* [EXERCISE INSTRUCTIONS]: Return each line of the data below that contains the string "this".

**** GIVEN DATA ****

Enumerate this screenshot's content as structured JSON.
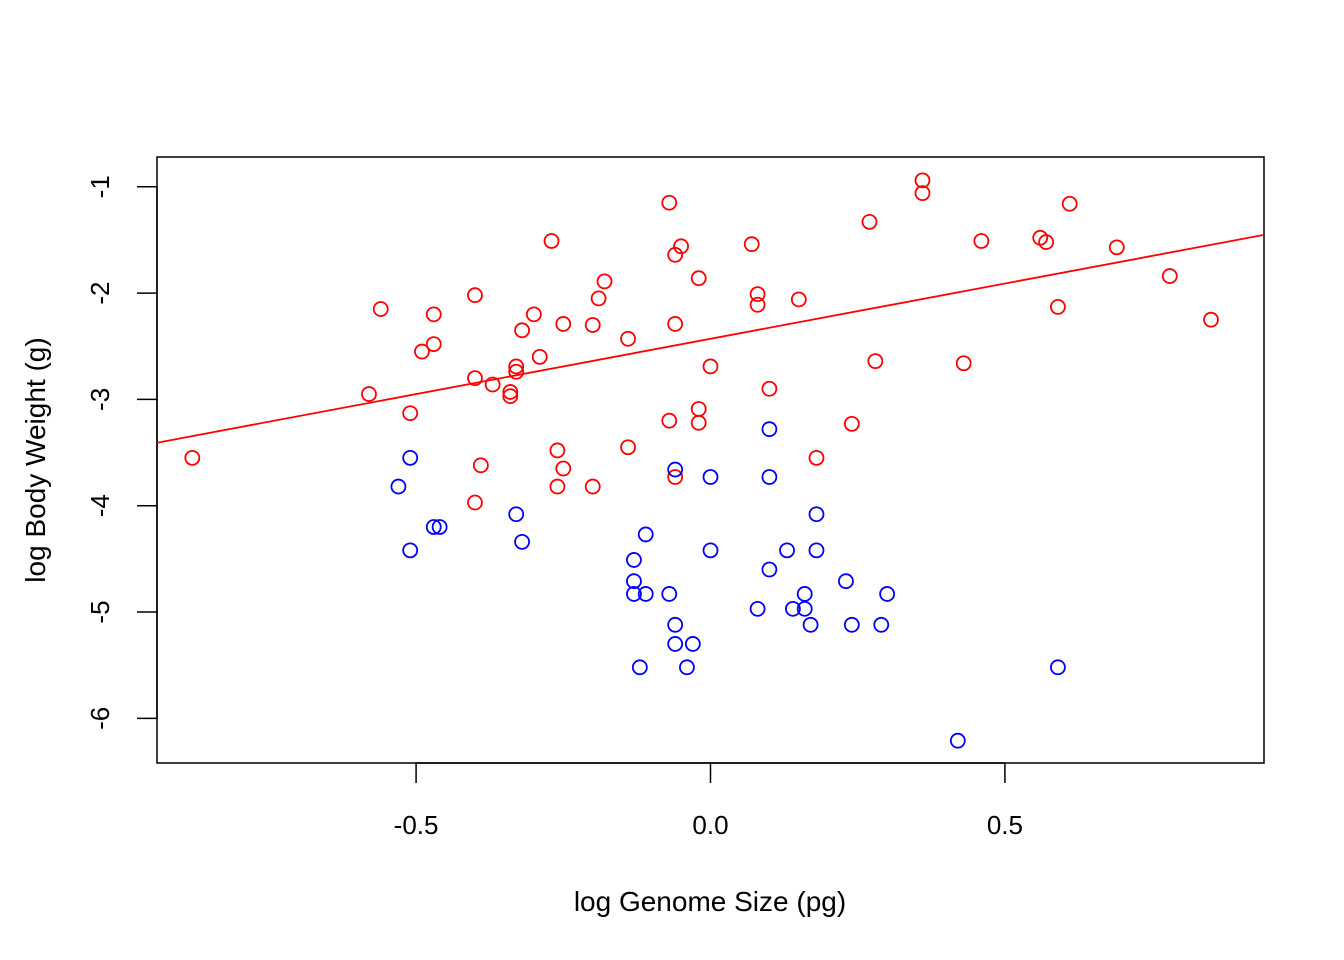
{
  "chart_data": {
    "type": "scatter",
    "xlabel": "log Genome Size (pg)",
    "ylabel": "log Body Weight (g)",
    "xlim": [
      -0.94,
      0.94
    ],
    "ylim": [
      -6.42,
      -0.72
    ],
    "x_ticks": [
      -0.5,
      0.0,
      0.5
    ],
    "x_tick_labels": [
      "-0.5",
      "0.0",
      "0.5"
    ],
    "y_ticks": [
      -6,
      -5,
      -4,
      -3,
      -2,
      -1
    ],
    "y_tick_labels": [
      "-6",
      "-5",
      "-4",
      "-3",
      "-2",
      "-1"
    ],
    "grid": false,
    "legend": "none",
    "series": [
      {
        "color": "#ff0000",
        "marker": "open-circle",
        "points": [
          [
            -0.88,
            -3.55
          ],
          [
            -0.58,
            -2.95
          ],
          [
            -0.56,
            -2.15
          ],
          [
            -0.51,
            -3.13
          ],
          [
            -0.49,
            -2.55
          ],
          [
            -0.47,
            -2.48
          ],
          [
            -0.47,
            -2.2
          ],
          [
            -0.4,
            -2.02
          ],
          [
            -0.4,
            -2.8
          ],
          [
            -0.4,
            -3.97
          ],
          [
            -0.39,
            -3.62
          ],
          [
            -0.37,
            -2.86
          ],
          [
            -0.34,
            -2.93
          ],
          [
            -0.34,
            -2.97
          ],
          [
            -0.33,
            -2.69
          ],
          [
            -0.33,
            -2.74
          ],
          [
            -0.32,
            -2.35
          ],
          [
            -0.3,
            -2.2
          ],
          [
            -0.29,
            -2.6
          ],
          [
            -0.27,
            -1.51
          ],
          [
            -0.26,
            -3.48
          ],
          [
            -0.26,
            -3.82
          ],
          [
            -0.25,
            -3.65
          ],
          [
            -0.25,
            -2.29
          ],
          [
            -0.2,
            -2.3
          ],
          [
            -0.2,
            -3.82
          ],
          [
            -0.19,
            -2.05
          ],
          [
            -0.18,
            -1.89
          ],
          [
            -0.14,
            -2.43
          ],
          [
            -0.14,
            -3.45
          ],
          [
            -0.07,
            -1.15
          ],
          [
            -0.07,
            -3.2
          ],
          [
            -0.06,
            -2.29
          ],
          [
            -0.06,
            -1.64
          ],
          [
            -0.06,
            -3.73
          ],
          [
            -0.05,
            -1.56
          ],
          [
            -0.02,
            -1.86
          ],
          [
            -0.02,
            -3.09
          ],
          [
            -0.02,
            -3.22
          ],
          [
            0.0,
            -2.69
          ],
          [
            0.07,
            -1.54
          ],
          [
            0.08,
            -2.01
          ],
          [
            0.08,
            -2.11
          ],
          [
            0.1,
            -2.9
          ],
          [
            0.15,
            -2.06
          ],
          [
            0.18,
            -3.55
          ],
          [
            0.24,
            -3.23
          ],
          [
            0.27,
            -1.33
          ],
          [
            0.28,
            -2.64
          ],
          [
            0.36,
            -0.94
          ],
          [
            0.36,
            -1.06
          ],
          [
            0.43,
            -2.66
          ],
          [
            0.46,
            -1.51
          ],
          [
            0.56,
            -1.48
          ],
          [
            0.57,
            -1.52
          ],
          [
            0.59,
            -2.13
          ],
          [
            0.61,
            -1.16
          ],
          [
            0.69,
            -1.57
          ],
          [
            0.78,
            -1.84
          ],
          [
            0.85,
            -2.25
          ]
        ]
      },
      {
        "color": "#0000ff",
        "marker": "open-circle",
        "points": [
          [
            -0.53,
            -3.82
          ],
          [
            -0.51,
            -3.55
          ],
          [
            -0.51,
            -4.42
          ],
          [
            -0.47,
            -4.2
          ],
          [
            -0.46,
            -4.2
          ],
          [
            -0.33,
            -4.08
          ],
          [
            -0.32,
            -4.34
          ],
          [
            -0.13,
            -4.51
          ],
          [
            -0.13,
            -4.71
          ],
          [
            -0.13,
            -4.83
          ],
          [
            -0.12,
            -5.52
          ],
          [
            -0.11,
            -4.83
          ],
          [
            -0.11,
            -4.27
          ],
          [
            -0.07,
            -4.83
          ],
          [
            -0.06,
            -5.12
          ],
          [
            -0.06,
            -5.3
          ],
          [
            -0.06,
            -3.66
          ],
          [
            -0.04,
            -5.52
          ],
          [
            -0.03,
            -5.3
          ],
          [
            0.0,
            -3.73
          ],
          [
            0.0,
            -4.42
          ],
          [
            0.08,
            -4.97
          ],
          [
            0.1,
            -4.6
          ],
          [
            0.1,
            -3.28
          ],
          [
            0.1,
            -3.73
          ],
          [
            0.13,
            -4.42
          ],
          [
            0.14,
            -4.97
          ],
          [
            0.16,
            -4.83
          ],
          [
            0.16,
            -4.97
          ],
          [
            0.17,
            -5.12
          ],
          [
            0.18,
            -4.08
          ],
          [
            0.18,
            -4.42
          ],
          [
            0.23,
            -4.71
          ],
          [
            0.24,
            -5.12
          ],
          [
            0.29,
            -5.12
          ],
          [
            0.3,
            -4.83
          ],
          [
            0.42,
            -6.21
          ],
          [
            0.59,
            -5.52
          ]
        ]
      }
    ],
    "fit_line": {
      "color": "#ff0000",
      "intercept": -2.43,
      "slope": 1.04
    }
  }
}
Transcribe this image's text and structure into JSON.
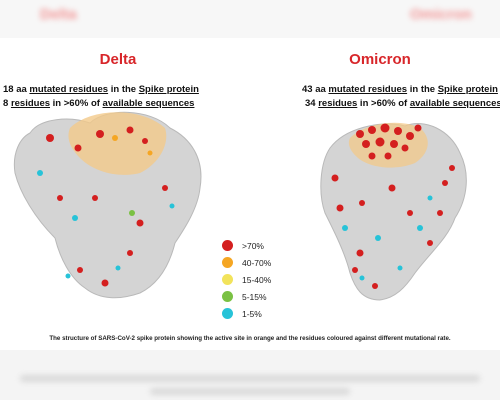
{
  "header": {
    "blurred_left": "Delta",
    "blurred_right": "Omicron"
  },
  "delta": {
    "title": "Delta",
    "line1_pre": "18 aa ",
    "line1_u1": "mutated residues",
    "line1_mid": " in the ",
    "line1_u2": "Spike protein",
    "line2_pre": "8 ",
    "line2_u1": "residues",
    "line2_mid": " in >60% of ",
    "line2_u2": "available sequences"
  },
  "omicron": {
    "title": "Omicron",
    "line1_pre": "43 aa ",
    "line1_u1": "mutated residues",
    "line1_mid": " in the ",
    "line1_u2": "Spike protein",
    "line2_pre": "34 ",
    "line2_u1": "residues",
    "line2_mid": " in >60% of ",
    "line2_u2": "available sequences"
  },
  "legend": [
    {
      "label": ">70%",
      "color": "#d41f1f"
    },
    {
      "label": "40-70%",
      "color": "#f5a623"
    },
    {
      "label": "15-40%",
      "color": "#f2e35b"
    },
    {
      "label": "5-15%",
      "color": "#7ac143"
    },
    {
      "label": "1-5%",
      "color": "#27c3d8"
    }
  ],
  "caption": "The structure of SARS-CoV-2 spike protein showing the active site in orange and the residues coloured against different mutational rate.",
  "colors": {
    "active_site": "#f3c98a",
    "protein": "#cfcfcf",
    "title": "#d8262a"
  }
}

****

* [WRITTEN SOLUTION]:
Enumerate this screenshot's content as structured JSON.
Transcribe this image's text and structure into JSON.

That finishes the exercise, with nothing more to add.